--- start DATA PROVIDED ---

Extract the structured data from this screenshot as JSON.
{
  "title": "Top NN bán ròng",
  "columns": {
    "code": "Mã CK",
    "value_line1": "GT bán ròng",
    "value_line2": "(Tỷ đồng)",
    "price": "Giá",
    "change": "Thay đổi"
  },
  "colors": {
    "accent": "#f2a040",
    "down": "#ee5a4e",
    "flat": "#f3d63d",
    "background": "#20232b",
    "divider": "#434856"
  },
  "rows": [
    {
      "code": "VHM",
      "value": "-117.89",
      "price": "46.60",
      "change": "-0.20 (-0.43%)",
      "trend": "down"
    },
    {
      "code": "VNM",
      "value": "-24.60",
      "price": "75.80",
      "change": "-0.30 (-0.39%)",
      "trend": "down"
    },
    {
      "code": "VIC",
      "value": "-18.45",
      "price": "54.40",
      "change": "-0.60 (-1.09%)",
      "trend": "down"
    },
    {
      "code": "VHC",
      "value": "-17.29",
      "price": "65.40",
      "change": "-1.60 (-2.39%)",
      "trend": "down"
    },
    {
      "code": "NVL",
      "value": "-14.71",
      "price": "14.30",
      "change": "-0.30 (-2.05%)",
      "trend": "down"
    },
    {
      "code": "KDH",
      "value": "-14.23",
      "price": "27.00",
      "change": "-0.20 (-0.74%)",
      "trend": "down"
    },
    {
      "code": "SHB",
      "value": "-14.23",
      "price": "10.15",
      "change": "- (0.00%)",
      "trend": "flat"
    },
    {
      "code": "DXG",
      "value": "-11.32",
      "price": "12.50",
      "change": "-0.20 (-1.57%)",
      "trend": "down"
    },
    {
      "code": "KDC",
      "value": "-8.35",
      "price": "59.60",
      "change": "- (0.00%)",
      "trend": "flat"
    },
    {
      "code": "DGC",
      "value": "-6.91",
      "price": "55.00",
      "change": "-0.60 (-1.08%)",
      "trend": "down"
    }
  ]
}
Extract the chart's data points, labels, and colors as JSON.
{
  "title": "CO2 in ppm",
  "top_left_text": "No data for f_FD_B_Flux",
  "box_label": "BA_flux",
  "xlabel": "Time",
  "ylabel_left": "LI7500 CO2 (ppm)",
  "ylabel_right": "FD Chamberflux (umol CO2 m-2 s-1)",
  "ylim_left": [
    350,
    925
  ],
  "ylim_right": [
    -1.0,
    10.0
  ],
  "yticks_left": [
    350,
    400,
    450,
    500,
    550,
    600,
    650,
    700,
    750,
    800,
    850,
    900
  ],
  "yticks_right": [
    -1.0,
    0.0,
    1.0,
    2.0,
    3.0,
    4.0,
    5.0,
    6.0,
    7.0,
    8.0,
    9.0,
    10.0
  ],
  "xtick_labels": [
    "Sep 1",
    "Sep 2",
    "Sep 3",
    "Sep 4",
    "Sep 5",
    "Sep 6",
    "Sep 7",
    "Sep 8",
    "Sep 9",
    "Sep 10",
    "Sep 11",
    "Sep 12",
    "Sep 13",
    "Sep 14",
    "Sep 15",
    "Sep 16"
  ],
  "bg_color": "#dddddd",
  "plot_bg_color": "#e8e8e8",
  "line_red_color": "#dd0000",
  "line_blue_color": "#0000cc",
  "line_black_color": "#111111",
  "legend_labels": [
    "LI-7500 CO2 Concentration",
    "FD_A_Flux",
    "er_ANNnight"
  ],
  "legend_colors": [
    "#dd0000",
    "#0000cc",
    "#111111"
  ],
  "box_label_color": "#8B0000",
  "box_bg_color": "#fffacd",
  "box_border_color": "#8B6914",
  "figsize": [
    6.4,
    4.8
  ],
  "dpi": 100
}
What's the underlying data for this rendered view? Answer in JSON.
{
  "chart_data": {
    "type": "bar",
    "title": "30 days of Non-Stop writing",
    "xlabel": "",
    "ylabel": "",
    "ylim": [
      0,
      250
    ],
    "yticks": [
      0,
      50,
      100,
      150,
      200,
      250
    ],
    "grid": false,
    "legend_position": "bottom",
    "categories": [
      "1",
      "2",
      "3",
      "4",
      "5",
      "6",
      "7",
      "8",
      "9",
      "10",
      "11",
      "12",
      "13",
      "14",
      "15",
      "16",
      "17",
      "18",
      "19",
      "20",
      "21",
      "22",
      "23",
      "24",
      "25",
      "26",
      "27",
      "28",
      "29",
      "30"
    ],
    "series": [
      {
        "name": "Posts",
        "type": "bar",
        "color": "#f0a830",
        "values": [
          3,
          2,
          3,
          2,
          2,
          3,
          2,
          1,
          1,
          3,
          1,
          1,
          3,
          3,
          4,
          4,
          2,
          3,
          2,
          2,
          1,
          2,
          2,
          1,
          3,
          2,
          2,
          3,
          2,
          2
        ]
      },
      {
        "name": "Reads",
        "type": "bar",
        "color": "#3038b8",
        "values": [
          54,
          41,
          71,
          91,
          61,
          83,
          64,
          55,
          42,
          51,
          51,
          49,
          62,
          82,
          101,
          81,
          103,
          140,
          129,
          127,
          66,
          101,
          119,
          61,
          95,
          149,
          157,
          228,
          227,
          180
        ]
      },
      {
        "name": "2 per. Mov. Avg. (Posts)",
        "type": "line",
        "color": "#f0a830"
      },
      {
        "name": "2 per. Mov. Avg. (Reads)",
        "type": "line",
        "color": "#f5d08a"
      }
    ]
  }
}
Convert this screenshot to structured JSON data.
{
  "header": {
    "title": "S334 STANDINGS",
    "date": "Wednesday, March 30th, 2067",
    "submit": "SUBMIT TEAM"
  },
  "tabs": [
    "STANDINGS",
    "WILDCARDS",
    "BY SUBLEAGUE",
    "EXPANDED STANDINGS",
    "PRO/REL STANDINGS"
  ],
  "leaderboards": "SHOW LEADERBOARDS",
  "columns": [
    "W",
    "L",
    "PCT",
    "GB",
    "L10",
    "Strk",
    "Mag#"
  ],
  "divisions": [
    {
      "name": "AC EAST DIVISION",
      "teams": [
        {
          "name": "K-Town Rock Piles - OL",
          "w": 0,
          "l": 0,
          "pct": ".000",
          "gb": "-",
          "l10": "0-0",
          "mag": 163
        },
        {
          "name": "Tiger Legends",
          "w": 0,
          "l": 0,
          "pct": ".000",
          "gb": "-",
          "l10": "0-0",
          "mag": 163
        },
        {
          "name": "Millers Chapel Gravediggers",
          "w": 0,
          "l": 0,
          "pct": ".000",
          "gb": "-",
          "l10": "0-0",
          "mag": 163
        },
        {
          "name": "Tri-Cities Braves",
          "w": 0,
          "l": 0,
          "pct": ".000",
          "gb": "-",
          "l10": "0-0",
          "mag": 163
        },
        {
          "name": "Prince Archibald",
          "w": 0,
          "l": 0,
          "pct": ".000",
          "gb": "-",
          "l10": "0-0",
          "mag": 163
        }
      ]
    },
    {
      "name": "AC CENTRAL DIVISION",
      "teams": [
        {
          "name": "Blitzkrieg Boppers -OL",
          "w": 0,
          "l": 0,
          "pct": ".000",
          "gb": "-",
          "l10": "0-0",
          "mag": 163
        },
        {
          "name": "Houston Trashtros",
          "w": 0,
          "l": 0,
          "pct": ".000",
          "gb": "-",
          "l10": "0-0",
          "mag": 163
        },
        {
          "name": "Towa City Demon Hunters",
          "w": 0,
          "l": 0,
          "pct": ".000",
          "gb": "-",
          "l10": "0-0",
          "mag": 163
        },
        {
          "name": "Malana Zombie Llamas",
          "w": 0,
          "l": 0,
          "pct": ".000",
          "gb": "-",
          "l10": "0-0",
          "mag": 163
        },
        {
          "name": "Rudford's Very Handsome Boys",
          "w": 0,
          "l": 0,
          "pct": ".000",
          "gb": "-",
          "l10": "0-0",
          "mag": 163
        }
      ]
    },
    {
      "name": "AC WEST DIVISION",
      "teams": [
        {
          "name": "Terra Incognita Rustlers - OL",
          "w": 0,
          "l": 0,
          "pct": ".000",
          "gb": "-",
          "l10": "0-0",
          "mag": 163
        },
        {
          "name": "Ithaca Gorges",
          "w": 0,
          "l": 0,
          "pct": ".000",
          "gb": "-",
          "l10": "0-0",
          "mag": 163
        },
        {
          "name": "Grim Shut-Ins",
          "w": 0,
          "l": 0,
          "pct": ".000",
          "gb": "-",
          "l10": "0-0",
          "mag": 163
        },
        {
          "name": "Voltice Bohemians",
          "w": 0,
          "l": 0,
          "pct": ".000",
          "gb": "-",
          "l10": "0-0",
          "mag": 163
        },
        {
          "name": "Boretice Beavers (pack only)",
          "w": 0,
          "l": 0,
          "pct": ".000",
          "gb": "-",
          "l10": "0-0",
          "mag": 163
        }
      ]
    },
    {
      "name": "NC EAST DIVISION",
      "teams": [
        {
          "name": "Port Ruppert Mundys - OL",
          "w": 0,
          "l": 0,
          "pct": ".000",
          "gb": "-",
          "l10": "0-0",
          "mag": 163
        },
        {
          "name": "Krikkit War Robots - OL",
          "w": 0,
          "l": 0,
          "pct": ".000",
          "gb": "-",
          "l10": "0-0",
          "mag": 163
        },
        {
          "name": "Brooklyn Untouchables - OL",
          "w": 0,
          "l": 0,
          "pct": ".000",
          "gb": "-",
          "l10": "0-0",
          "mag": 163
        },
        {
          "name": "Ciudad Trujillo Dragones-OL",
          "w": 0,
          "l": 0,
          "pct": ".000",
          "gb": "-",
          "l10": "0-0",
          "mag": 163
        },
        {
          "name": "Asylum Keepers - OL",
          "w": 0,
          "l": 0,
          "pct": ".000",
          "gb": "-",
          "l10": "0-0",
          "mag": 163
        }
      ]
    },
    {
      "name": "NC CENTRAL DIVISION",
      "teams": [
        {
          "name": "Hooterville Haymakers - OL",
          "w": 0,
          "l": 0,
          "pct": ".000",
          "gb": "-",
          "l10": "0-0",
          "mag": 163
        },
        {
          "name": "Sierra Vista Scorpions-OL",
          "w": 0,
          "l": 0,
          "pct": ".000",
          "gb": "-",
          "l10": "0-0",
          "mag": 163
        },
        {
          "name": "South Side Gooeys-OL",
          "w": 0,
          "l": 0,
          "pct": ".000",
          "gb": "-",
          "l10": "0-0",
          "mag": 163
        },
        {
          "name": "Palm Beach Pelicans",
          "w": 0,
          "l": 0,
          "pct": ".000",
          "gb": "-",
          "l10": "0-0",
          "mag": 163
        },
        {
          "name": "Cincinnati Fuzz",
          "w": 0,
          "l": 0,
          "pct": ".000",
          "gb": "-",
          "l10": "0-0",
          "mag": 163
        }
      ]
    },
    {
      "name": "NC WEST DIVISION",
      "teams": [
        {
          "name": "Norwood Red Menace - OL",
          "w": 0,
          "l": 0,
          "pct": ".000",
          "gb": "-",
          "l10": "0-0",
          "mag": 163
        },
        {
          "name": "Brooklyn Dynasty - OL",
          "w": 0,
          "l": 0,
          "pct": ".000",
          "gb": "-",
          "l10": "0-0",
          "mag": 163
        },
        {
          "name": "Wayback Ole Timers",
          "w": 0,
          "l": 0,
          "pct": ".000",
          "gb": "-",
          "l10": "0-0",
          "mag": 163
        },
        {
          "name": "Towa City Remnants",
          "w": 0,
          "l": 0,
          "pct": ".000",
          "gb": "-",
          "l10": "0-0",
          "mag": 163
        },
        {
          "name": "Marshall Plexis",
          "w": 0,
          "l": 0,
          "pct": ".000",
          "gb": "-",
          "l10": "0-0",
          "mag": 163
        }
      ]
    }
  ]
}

--- end DATA PROVIDED ---

▶ **DO THIS**: Pull every line containing "Towa" out of the data above.

▶ **CORRECT RESPONSE**:
          "name": "Towa City Demon Hunters",
          "name": "Towa City Remnants",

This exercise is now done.